Gather every line from the entries below that includes "Nishigandha".

==== PROVIDED INFORMATION ====

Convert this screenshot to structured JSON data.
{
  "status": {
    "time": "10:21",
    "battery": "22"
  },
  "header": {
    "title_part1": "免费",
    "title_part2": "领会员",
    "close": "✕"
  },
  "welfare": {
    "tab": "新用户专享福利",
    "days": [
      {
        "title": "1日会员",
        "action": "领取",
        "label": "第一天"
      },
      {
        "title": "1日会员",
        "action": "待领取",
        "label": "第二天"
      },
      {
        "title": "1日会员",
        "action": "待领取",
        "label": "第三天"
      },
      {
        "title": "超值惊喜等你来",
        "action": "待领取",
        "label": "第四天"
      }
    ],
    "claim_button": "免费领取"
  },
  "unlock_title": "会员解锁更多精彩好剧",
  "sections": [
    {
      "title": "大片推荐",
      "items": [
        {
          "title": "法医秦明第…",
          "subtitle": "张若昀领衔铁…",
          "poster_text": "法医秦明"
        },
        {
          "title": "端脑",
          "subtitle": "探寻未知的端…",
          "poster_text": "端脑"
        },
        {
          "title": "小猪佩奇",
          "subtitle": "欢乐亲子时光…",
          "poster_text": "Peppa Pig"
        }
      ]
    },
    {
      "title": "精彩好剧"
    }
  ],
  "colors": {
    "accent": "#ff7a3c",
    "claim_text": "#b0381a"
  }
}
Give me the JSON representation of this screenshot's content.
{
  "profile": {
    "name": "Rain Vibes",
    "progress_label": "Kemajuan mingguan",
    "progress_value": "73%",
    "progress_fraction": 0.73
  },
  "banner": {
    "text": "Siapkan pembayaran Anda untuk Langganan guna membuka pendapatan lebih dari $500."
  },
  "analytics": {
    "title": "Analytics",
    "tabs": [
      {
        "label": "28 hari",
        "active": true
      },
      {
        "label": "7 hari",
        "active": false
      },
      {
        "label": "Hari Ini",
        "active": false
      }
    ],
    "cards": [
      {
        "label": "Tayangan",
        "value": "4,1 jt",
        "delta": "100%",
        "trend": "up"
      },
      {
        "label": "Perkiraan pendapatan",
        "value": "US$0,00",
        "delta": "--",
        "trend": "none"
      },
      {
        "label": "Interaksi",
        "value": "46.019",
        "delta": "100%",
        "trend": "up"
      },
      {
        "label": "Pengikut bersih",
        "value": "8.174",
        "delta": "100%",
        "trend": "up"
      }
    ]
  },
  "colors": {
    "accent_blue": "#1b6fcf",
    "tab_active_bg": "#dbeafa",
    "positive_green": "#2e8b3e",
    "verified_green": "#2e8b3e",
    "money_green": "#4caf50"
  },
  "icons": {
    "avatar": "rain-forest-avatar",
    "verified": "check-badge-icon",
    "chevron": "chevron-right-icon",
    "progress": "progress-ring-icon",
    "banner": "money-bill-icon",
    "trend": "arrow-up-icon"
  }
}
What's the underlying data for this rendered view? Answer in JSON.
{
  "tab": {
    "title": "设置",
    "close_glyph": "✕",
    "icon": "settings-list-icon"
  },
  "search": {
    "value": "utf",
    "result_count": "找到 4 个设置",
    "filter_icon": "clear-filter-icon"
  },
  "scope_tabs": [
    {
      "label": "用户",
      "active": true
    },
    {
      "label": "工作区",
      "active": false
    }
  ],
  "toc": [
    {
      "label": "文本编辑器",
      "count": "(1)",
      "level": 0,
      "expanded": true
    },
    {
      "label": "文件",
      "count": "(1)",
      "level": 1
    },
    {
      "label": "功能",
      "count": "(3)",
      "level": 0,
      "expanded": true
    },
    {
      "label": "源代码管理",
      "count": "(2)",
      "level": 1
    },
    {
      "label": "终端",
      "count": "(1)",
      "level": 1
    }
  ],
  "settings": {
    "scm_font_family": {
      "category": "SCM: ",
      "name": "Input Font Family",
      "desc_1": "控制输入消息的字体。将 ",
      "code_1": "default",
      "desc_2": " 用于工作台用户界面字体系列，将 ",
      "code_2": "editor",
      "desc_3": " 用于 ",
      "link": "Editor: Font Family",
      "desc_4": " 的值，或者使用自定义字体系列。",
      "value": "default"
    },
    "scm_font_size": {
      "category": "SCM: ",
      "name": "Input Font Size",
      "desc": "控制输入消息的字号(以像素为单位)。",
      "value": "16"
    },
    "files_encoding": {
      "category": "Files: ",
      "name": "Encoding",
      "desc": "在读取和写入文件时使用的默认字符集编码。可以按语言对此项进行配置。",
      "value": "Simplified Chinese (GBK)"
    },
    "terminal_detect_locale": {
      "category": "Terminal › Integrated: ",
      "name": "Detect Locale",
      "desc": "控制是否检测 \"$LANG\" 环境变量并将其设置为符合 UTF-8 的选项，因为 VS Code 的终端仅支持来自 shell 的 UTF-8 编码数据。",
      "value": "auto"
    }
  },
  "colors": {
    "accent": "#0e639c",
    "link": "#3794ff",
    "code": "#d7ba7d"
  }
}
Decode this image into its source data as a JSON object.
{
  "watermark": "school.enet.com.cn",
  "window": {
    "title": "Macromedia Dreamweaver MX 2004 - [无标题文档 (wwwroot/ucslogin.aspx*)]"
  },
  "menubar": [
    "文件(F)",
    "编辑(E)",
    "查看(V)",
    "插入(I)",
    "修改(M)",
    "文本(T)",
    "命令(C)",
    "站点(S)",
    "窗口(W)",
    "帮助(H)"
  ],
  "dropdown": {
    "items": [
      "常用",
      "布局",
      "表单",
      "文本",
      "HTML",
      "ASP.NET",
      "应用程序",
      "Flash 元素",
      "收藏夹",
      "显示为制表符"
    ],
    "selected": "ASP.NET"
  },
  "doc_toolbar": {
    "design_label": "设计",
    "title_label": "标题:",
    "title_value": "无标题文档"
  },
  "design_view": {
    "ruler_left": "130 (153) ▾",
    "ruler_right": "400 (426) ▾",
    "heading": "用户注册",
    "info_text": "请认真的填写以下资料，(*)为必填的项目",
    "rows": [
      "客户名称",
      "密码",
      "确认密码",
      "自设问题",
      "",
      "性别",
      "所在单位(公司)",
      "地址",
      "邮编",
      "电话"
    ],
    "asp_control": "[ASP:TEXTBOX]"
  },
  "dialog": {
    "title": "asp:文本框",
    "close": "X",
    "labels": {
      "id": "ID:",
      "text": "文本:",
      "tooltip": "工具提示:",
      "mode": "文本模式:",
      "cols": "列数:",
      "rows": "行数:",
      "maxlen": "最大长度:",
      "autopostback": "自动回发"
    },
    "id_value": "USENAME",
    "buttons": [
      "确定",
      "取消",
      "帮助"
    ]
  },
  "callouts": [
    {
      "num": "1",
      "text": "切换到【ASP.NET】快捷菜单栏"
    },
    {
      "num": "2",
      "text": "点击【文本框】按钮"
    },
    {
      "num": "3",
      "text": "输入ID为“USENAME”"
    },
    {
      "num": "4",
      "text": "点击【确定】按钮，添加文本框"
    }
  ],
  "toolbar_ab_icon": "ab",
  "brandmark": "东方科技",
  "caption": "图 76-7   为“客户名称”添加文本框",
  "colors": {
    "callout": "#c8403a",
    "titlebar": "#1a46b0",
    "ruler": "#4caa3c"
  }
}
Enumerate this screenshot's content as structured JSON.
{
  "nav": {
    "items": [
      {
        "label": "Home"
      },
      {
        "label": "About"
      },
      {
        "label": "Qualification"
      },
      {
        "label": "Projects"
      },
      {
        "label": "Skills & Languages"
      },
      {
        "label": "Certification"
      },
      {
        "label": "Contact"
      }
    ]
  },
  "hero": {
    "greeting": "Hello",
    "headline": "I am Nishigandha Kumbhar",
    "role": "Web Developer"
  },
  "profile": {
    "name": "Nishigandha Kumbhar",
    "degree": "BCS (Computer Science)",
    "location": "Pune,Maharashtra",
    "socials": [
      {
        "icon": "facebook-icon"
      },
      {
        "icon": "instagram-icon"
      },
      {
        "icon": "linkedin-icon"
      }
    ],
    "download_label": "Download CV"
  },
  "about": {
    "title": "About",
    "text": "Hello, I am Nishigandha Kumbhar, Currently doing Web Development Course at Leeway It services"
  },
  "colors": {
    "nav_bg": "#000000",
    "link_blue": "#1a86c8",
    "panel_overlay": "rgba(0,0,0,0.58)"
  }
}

====

→ SOLUTION FOR THIS EXERCISE:
    "headline": "I am Nishigandha Kumbhar",
    "name": "Nishigandha Kumbhar",
    "text": "Hello, I am Nishigandha Kumbhar, Currently doing Web Development Course at Leeway It services"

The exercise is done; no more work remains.